### Exercise instructions
Reproduce the listing word for word. Skip any image.

### Supplied records

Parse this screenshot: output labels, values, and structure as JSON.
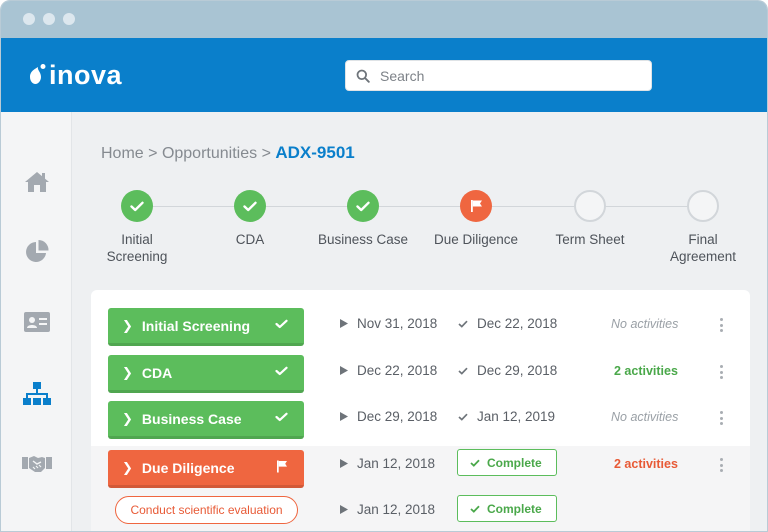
{
  "window": {
    "dots": 3
  },
  "app": {
    "logo_text": "inova"
  },
  "search": {
    "placeholder": "Search",
    "value": ""
  },
  "sidebar": {
    "items": [
      {
        "name": "home",
        "icon": "home-icon"
      },
      {
        "name": "analytics",
        "icon": "pie-chart-icon"
      },
      {
        "name": "contacts",
        "icon": "id-card-icon"
      },
      {
        "name": "organization",
        "icon": "org-chart-icon",
        "active": true
      },
      {
        "name": "partnerships",
        "icon": "handshake-icon"
      }
    ]
  },
  "breadcrumb": {
    "home": "Home",
    "sep1": ">",
    "section": "Opportunities",
    "sep2": ">",
    "current": "ADX-9501"
  },
  "steps": [
    {
      "label_line1": "Initial",
      "label_line2": "Screening",
      "state": "done"
    },
    {
      "label_line1": "CDA",
      "label_line2": "",
      "state": "done"
    },
    {
      "label_line1": "Business Case",
      "label_line2": "",
      "state": "done"
    },
    {
      "label_line1": "Due Diligence",
      "label_line2": "",
      "state": "active"
    },
    {
      "label_line1": "Term Sheet",
      "label_line2": "",
      "state": "todo"
    },
    {
      "label_line1": "Final",
      "label_line2": "Agreement",
      "state": "todo"
    }
  ],
  "phases": [
    {
      "label": "Initial Screening",
      "color": "green",
      "start": "Nov 31, 2018",
      "end": "Dec 22, 2018",
      "activities": "No activities",
      "activity_style": "none"
    },
    {
      "label": "CDA",
      "color": "green",
      "start": "Dec 22, 2018",
      "end": "Dec 29, 2018",
      "activities": "2 activities",
      "activity_style": "green"
    },
    {
      "label": "Business Case",
      "color": "green",
      "start": "Dec 29, 2018",
      "end": "Jan 12, 2019",
      "activities": "No activities",
      "activity_style": "none"
    },
    {
      "label": "Due Diligence",
      "color": "orange",
      "start": "Jan 12, 2018",
      "status": "Complete",
      "activities": "2 activities",
      "activity_style": "orange"
    }
  ],
  "task": {
    "label": "Conduct scientific evaluation",
    "start": "Jan 12, 2018",
    "status": "Complete"
  },
  "colors": {
    "primary": "#0a7fcb",
    "done": "#5cbd5c",
    "active": "#ef6640",
    "titlebar": "#a9c4d3"
  }
}
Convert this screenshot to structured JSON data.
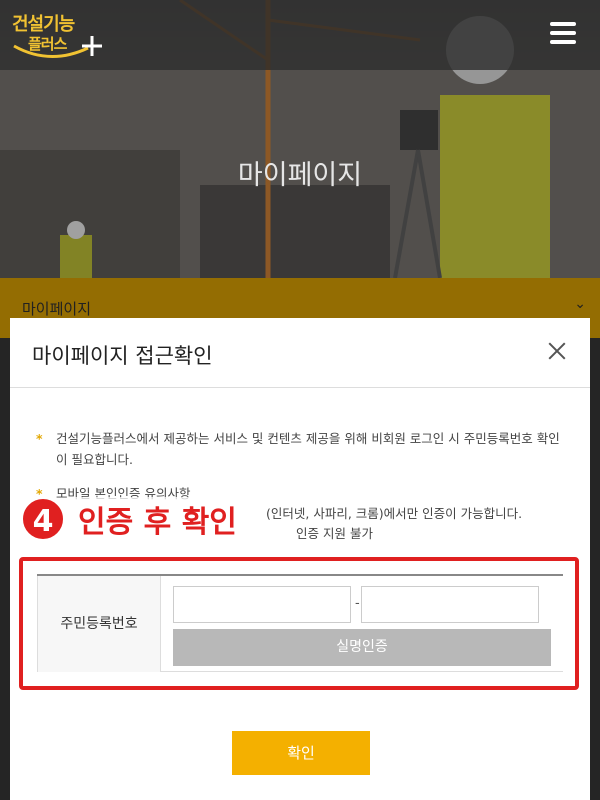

### Finished answer
Parse this screenshot: output labels, values, and structure as JSON.
{
  "window": {
    "dots": 3
  },
  "app": {
    "logo_text": "inova"
  },
  "search": {
    "placeholder": "Search",
    "value": ""
  },
  "sidebar": {
    "items": [
      {
        "name": "home",
        "icon": "home-icon"
      },
      {
        "name": "analytics",
        "icon": "pie-chart-icon"
      },
      {
        "name": "contacts",
        "icon": "id-card-icon"
      },
      {
        "name": "organization",
        "icon": "org-chart-icon",
        "active": true
      },
      {
        "name": "partnerships",
        "icon": "handshake-icon"
      }
    ]
  },
  "breadcrumb": {
    "home": "Home",
    "sep1": ">",
    "section": "Opportunities",
    "sep2": ">",
    "current": "ADX-9501"
  },
  "steps": [
    {
      "label_line1": "Initial",
      "label_line2": "Screening",
      "state": "done"
    },
    {
      "label_line1": "CDA",
      "label_line2": "",
      "state": "done"
    },
    {
      "label_line1": "Business Case",
      "label_line2": "",
      "state": "done"
    },
    {
      "label_line1": "Due Diligence",
      "label_line2": "",
      "state": "active"
    },
    {
      "label_line1": "Term Sheet",
      "label_line2": "",
      "state": "todo"
    },
    {
      "label_line1": "Final",
      "label_line2": "Agreement",
      "state": "todo"
    }
  ],
  "phases": [
    {
      "label": "Initial Screening",
      "color": "green",
      "start": "Nov 31, 2018",
      "end": "Dec 22, 2018",
      "activities": "No activities",
      "activity_style": "none"
    },
    {
      "label": "CDA",
      "color": "green",
      "start": "Dec 22, 2018",
      "end": "Dec 29, 2018",
      "activities": "2 activities",
      "activity_style": "green"
    },
    {
      "label": "Business Case",
      "color": "green",
      "start": "Dec 29, 2018",
      "end": "Jan 12, 2019",
      "activities": "No activities",
      "activity_style": "none"
    },
    {
      "label": "Due Diligence",
      "color": "orange",
      "start": "Jan 12, 2018",
      "status": "Complete",
      "activities": "2 activities",
      "activity_style": "orange"
    }
  ],
  "task": {
    "label": "Conduct scientific evaluation",
    "start": "Jan 12, 2018",
    "status": "Complete"
  },
  "colors": {
    "primary": "#0a7fcb",
    "done": "#5cbd5c",
    "active": "#ef6640",
    "titlebar": "#a9c4d3"
  }
}
Convert this screenshot to structured JSON data.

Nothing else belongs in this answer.